━━ Information supplied ━━
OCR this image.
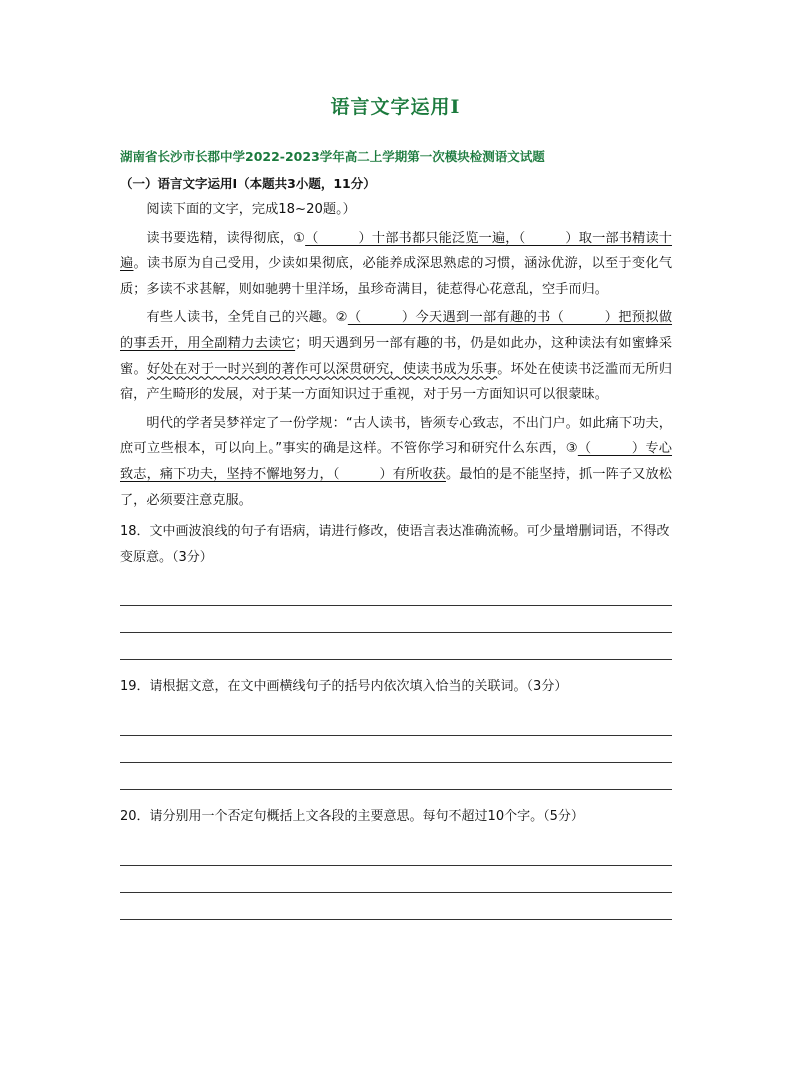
语言文字运用Ⅰ
湖南省长沙市长郡中学2022-2023学年高二上学期第一次模块检测语文试题
（一）语言文字运用Ⅰ（本题共3小题，11分）

阅读下面的文字，完成18~20题。）

读书要选精，读得彻底，①（　　　）十部书都只能泛览一遍，（　　　）取一部书精读十遍。读书原为自己受用，少读如果彻底，必能养成深思熟虑的习惯，涵泳优游，以至于变化气质；多读不求甚解，则如驰骋十里洋场，虽珍奇满目，徒惹得心花意乱，空手而归。

有些人读书，全凭自己的兴趣。②（　　　）今天遇到一部有趣的书（　　　）把预拟做的事丢开，用全副精力去读它；明天遇到另一部有趣的书，仍是如此办，这种读法有如蜜蜂采蜜。好处在对于一时兴到的著作可以深贯研究，使读书成为乐事。坏处在使读书泛滥而无所归宿，产生畸形的发展，对于某一方面知识过于重视，对于另一方面知识可以很蒙昧。

明代的学者吴梦祥定了一份学规：“古人读书，皆须专心致志，不出门户。如此痛下功夫，庶可立些根本，可以向上。”事实的确是这样。不管你学习和研究什么东西，③（　　　）专心致志，痛下功夫，坚持不懈地努力，（　　　）有所收获。最怕的是不能坚持，抓一阵子又放松了，必须要注意克服。

18．文中画波浪线的句子有语病，请进行修改，使语言表达准确流畅。可少量增删词语，不得改变原意。（3分）

19．请根据文意，在文中画横线句子的括号内依次填入恰当的关联词。（3分）

20．请分别用一个否定句概括上文各段的主要意思。每句不超过10个字。（5分）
━━━
■ Aim
The records shown above are to be repeated exactly, with the pictures left out.

■ Solution for this task
OCR this image.
语言文字运用Ⅰ
湖南省长沙市长郡中学2022-2023学年高二上学期第一次模块检测语文试题
（一）语言文字运用Ⅰ（本题共3小题，11分）

阅读下面的文字，完成18~20题。）

读书要选精，读得彻底，①（　　　）十部书都只能泛览一遍，（　　　）取一部书精读十遍。读书原为自己受用，少读如果彻底，必能养成深思熟虑的习惯，涵泳优游，以至于变化气质；多读不求甚解，则如驰骋十里洋场，虽珍奇满目，徒惹得心花意乱，空手而归。

有些人读书，全凭自己的兴趣。②（　　　）今天遇到一部有趣的书（　　　）把预拟做的事丢开，用全副精力去读它；明天遇到另一部有趣的书，仍是如此办，这种读法有如蜜蜂采蜜。好处在对于一时兴到的著作可以深贯研究，使读书成为乐事。坏处在使读书泛滥而无所归宿，产生畸形的发展，对于某一方面知识过于重视，对于另一方面知识可以很蒙昧。

明代的学者吴梦祥定了一份学规：“古人读书，皆须专心致志，不出门户。如此痛下功夫，庶可立些根本，可以向上。”事实的确是这样。不管你学习和研究什么东西，③（　　　）专心致志，痛下功夫，坚持不懈地努力，（　　　）有所收获。最怕的是不能坚持，抓一阵子又放松了，必须要注意克服。

18．文中画波浪线的句子有语病，请进行修改，使语言表达准确流畅。可少量增删词语，不得改变原意。（3分）

19．请根据文意，在文中画横线句子的括号内依次填入恰当的关联词。（3分）

20．请分别用一个否定句概括上文各段的主要意思。每句不超过10个字。（5分）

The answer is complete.